Required task: Gather the lines below that include the string "individua", copying each in full.

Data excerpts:

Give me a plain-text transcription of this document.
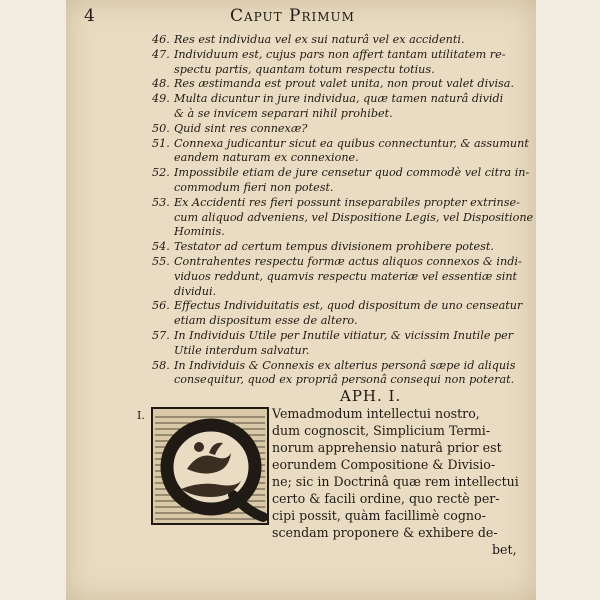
4	Caput Primum
46. Res est individua vel ex sui naturâ vel ex accidenti.
47. Individuum est, cujus pars non affert tantam utilitatem re-
spectu partis, quantam totum respectu totius.
48. Res æstimanda est prout valet unita, non prout valet divisa.
49. Multa dicuntur in jure individua, quæ tamen naturâ dividi
& à se invicem separari nihil prohibet.
50. Quid sint res connexæ?
51. Connexa judicantur sicut ea quibus connectuntur, & assumunt
eandem naturam ex connexione.
52. Impossibile etiam de jure censetur quod commodè vel citra in-
commodum fieri non potest.
53. Ex Accidenti res fieri possunt inseparabiles propter extrinse-
cum aliquod adveniens, vel Dispositione Legis, vel Dispositione
Hominis.
54. Testator ad certum tempus divisionem prohibere potest.
55. Contrahentes respectu formæ actus aliquos connexos & indi-
viduos reddunt, quamvis respectu materiæ vel essentiæ sint
dividui.
56. Effectus Individuitatis est, quod dispositum de uno censeatur
etiam dispositum esse de altero.
57. In Individuis Utile per Inutile vitiatur, & vicissim Inutile per
Utile interdum salvatur.
58. In Individuis & Connexis ex alterius personâ sæpe id aliquis
consequitur, quod ex propriâ personâ consequi non poterat.
APH. I.
I.	Vemadmodum intellectui nostro,
dum cognoscit, Simplicium Termi-
norum apprehensio naturâ prior est
eorundem Compositione & Divisio-
ne; sic in Doctrinâ quæ rem intellectui
certo & facili ordine, quo rectè per-
cipi possit, quàm facillimè cogno-
scendam proponere & exhibere de-
bet,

Task result:
46. Res est individua vel ex sui naturâ vel ex accidenti.
49. Multa dicuntur in jure individua, quæ tamen naturâ dividi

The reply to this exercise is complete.